* _Records for the exercise_:
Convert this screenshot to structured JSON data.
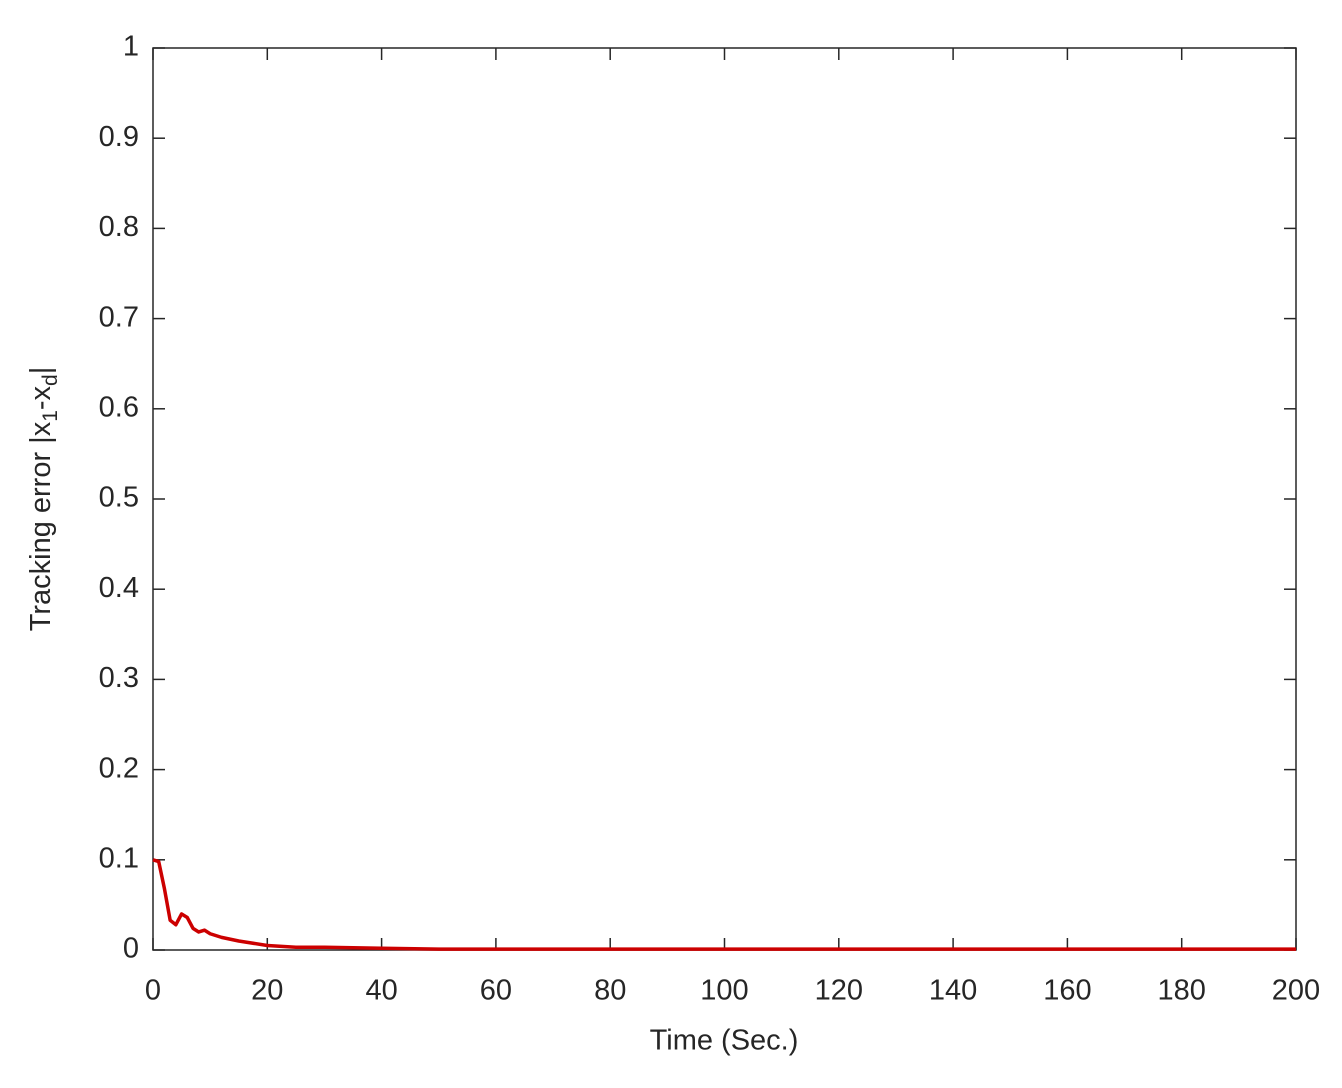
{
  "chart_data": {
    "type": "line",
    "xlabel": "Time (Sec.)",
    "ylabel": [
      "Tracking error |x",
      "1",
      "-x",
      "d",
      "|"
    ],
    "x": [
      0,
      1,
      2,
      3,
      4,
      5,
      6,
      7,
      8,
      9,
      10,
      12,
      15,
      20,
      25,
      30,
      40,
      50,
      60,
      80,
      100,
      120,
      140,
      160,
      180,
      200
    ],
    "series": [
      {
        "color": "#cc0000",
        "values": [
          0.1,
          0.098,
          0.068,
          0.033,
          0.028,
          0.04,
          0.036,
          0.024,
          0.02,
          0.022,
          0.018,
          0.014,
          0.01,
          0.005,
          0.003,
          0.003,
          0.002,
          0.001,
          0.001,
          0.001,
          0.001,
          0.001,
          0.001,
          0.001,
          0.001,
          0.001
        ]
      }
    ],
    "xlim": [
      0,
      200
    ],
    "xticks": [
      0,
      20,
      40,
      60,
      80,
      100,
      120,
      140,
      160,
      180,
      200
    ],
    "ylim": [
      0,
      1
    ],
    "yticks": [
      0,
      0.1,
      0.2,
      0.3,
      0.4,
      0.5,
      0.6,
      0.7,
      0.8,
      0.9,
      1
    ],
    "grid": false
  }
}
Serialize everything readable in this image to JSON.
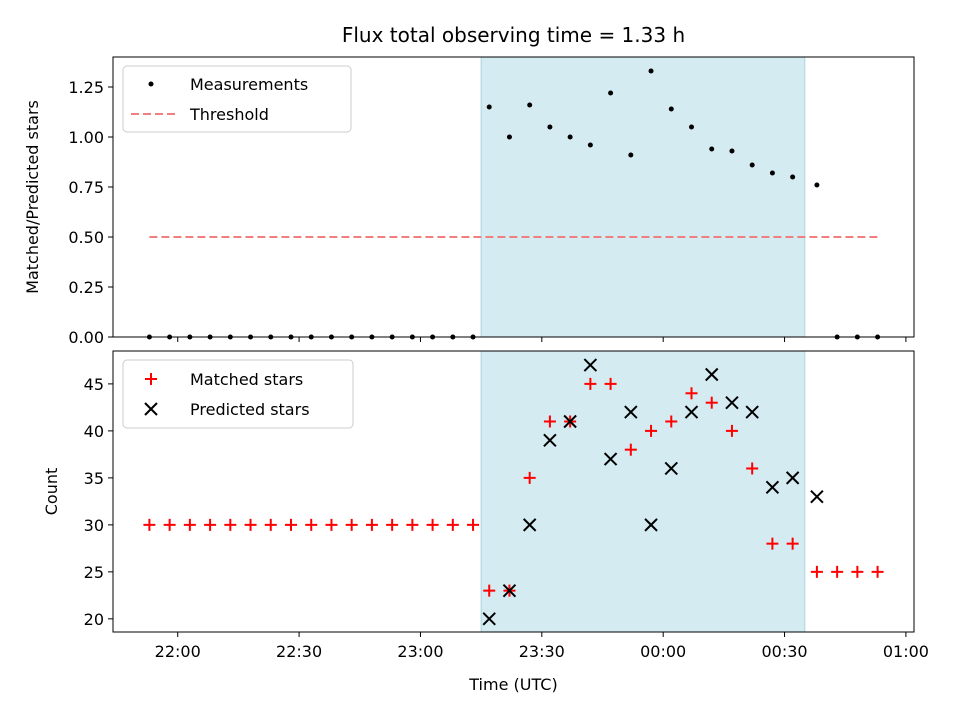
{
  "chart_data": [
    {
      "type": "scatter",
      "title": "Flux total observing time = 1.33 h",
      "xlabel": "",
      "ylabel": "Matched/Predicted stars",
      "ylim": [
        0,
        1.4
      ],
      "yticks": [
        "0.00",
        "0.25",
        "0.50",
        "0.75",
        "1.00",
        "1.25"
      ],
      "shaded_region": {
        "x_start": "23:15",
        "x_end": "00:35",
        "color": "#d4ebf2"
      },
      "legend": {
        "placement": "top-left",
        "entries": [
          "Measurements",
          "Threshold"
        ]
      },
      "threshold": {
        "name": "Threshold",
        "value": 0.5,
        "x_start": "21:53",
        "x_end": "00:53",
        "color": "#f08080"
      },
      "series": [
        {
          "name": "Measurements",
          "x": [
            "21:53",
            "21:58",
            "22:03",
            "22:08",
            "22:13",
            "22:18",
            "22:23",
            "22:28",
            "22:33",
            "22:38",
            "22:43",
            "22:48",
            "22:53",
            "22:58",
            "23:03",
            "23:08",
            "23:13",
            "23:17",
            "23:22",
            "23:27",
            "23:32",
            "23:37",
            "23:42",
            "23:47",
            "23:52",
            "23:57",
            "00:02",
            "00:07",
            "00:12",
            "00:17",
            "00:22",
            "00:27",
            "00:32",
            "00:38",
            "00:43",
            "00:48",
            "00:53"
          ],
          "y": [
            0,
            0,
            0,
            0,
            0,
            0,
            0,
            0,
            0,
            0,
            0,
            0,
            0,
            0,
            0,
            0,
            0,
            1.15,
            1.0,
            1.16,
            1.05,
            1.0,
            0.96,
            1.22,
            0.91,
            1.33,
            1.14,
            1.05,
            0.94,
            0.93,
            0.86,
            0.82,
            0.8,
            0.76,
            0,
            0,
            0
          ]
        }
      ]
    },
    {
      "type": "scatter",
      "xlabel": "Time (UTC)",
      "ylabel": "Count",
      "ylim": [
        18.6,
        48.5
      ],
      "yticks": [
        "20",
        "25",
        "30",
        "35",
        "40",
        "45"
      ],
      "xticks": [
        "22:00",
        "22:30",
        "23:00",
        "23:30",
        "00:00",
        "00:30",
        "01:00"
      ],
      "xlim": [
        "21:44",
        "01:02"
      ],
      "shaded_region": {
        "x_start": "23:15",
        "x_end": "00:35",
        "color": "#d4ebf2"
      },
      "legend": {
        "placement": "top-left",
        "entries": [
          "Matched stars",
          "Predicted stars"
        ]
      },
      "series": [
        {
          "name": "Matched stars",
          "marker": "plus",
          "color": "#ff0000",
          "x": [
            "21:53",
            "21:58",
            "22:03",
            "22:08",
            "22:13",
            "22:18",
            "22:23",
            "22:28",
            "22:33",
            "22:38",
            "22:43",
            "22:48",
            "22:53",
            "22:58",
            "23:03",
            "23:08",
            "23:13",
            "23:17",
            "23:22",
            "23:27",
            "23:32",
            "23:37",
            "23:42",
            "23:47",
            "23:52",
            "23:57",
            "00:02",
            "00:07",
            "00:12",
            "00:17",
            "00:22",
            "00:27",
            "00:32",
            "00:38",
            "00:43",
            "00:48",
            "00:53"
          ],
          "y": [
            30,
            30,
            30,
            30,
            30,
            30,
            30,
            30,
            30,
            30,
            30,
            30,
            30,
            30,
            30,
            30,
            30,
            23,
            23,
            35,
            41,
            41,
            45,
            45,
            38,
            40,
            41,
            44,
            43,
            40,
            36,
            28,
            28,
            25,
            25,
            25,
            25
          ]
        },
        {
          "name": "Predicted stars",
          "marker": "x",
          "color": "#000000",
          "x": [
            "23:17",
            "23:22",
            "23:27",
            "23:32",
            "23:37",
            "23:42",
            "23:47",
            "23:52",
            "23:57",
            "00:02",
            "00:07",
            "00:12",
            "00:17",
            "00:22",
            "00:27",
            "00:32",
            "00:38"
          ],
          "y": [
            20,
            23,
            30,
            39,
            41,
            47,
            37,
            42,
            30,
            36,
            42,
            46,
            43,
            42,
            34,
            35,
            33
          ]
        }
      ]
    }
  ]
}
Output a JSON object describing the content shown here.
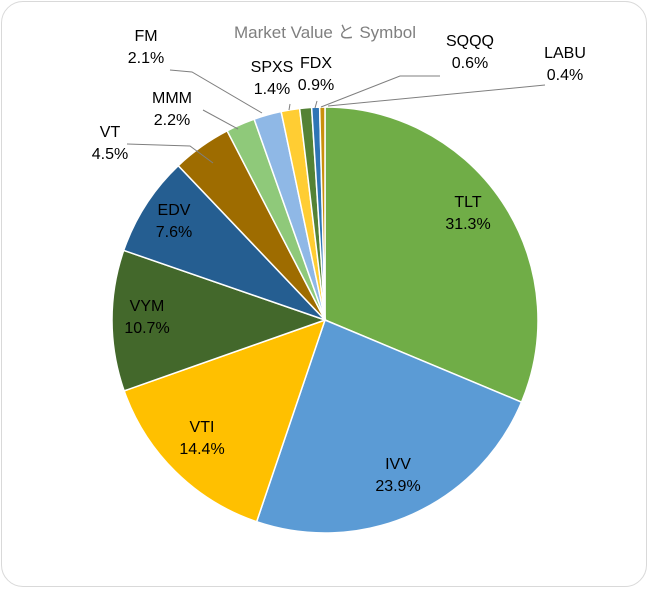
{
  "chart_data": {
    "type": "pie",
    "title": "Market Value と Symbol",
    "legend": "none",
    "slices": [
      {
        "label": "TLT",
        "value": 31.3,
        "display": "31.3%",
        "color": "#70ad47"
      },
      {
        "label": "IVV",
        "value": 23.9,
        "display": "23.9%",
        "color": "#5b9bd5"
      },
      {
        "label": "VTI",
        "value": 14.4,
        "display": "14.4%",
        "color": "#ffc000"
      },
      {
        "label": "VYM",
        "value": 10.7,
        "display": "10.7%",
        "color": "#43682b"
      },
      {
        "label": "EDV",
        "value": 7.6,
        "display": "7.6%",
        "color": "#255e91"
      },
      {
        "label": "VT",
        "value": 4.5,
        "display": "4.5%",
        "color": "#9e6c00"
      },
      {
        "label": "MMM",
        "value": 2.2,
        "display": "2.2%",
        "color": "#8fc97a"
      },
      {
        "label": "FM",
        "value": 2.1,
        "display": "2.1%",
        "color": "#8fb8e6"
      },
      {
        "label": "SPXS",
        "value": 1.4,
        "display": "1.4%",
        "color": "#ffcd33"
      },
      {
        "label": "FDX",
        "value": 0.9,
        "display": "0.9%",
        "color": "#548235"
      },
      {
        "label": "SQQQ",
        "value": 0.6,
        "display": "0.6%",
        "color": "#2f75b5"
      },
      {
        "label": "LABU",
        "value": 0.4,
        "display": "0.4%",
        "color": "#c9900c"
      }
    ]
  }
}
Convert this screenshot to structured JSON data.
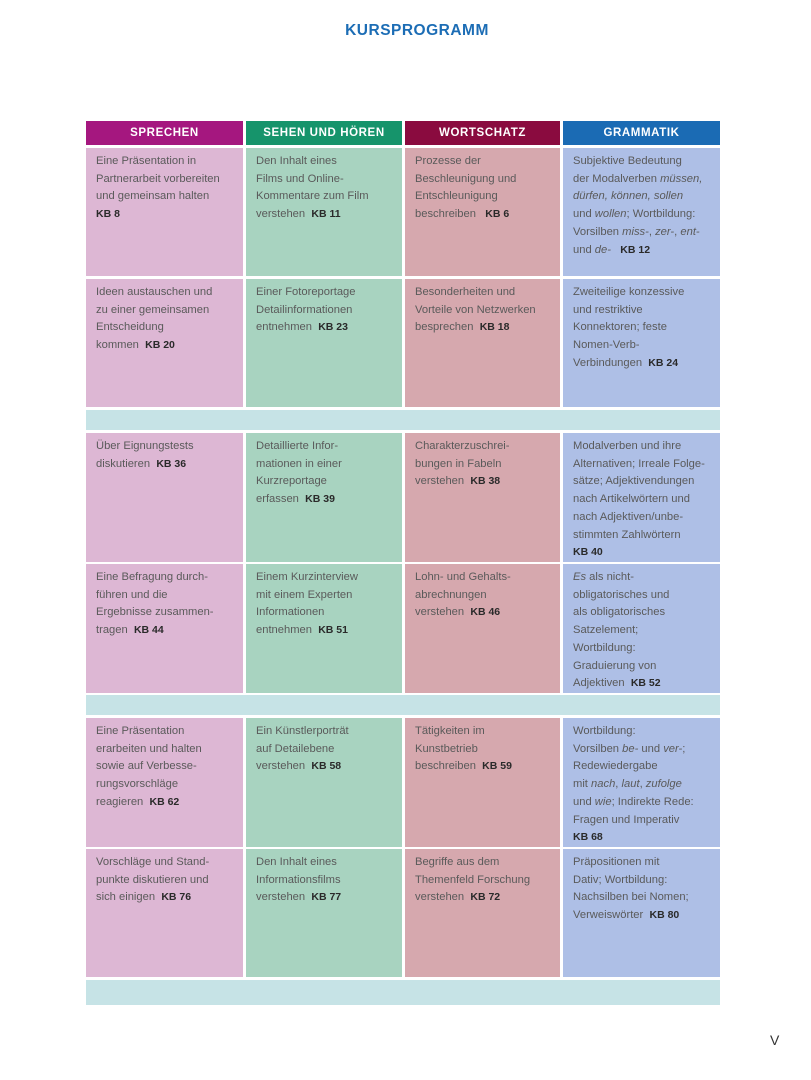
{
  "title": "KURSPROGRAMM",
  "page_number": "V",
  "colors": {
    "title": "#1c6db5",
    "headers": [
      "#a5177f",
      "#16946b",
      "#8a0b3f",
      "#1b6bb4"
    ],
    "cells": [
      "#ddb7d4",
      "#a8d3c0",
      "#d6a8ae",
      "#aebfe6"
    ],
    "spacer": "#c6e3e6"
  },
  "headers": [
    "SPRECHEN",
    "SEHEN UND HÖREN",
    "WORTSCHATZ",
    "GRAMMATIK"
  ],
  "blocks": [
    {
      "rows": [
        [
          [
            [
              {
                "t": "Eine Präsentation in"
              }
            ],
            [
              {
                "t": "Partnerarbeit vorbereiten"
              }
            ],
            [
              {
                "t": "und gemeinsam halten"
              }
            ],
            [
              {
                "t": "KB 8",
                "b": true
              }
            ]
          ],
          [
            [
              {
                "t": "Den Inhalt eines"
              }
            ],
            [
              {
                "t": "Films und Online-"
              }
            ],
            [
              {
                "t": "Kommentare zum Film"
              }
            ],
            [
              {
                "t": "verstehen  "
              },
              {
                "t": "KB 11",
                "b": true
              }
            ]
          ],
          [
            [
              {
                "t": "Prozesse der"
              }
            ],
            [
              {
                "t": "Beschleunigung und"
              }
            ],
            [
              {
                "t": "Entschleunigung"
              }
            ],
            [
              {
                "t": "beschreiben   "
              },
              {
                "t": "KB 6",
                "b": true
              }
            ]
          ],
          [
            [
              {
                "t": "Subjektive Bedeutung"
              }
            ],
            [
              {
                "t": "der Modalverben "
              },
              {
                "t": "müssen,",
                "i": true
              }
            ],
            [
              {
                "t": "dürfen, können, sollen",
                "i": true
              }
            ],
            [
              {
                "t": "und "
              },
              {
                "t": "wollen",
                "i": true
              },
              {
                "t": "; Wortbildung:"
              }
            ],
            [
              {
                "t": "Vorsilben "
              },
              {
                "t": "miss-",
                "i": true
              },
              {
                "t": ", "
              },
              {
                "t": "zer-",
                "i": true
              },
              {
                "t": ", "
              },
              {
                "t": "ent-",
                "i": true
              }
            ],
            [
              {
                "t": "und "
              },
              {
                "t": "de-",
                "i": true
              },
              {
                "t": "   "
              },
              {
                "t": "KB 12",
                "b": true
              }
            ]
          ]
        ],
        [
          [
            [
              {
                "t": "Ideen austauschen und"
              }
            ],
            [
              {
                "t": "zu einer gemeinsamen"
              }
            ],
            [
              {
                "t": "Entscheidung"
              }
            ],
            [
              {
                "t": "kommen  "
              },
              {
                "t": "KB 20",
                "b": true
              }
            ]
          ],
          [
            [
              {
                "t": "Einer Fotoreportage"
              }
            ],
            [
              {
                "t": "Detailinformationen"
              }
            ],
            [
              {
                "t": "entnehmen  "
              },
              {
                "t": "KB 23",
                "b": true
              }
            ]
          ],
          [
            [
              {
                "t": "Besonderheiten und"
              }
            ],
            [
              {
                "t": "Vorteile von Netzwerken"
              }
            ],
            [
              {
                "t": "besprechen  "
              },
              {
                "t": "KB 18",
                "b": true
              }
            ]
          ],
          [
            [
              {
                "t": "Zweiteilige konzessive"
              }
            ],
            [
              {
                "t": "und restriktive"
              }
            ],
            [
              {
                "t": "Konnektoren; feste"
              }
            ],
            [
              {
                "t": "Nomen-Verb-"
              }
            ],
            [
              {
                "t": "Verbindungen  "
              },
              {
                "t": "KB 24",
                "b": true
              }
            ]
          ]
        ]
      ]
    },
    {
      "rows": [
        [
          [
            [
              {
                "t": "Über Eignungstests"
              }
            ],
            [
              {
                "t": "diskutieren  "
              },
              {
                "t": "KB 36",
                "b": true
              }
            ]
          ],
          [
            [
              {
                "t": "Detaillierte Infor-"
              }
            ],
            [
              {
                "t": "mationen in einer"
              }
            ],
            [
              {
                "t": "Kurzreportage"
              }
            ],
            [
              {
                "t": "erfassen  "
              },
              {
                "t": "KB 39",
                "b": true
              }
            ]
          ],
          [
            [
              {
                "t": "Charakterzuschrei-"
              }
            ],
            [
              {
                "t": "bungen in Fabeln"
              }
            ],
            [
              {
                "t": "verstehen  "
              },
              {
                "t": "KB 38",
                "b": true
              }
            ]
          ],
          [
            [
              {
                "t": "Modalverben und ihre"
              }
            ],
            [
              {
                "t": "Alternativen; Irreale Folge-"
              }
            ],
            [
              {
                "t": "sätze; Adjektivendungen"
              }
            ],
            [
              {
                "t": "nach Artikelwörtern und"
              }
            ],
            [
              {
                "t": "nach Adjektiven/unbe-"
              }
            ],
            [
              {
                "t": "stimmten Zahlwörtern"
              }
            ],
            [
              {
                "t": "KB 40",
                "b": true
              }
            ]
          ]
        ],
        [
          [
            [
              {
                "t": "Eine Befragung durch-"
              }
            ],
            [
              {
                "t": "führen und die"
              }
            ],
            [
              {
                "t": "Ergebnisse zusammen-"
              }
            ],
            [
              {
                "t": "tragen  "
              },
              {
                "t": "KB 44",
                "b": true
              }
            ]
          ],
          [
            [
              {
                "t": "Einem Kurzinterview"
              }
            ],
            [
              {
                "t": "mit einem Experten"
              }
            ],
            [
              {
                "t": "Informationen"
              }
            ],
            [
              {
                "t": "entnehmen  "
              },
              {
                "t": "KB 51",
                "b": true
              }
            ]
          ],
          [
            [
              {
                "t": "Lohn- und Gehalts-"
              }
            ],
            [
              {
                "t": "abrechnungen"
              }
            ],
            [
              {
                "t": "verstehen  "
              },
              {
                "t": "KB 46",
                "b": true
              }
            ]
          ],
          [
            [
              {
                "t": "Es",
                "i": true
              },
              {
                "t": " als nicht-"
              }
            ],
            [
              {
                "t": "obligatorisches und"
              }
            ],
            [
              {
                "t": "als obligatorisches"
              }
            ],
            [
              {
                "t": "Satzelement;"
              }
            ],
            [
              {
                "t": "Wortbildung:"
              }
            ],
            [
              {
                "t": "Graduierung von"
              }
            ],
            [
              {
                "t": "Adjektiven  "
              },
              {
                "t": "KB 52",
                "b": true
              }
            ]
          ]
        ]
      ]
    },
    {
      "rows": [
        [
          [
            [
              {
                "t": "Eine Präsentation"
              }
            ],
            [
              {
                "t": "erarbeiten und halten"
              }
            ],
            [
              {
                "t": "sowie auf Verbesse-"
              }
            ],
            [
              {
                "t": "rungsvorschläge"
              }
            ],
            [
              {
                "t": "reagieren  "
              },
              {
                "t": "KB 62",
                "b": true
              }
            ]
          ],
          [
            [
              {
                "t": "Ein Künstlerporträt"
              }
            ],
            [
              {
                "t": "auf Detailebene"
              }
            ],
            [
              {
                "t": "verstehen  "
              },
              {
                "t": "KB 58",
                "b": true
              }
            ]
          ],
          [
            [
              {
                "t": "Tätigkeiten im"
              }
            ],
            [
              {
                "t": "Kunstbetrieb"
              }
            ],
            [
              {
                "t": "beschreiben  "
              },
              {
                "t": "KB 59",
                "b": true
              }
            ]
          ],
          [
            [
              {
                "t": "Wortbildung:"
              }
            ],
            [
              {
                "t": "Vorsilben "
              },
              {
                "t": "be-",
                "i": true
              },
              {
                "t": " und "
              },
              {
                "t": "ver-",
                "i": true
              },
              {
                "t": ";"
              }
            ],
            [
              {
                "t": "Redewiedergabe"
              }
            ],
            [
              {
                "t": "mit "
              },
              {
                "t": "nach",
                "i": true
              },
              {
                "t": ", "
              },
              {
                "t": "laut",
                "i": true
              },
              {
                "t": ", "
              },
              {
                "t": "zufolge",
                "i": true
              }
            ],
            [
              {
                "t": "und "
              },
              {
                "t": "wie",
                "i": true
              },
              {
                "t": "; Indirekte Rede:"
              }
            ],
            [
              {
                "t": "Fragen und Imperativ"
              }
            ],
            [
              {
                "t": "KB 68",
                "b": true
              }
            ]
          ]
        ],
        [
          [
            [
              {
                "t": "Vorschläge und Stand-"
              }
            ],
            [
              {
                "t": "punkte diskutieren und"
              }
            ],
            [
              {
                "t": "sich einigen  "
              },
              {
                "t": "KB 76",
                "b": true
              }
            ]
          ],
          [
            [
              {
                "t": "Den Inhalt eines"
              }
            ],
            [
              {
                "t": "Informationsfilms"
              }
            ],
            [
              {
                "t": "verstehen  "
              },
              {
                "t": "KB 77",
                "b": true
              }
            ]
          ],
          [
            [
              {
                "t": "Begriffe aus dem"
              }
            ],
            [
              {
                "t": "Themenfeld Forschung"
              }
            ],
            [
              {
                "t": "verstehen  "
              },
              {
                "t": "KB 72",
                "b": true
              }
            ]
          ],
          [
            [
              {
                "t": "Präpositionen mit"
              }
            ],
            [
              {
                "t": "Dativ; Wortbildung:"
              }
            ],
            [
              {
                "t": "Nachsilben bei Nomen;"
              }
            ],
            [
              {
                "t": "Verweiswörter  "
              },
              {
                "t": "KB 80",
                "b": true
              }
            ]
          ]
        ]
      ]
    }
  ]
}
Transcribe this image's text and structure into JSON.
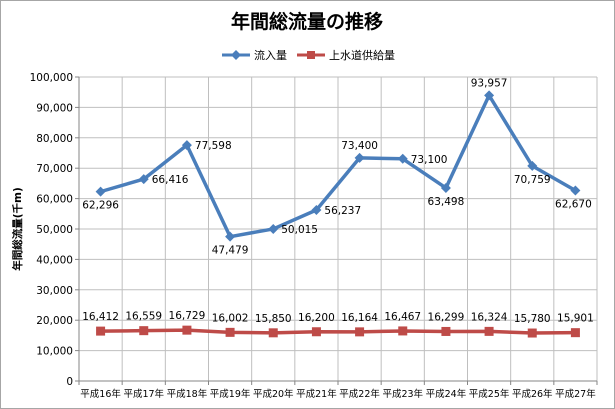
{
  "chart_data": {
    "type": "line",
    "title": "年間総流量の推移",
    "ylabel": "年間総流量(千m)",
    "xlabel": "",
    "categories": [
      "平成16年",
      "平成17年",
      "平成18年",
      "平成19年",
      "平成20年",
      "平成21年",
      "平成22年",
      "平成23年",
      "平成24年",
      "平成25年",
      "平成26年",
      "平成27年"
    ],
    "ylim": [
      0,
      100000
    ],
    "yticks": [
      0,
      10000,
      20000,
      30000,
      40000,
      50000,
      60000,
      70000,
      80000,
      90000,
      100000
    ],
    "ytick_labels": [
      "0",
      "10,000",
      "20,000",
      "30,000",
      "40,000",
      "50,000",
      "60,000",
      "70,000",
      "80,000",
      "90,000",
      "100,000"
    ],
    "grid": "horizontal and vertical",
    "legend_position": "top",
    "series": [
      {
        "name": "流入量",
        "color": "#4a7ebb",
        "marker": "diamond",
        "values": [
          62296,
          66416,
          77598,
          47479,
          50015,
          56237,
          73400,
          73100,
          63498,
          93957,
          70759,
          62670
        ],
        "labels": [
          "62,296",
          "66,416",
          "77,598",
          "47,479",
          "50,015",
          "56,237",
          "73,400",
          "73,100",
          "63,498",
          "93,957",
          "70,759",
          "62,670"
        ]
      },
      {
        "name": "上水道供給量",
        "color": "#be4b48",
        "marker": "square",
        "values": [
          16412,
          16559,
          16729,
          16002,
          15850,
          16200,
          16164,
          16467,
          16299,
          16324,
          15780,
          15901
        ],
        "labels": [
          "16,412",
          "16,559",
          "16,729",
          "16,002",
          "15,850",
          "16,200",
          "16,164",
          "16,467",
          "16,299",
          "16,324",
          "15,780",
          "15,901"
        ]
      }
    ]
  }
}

* _Required work_:
Tell how many lines of the records above hold the string "Matched". Give no other text.

* _Problem solution_:
3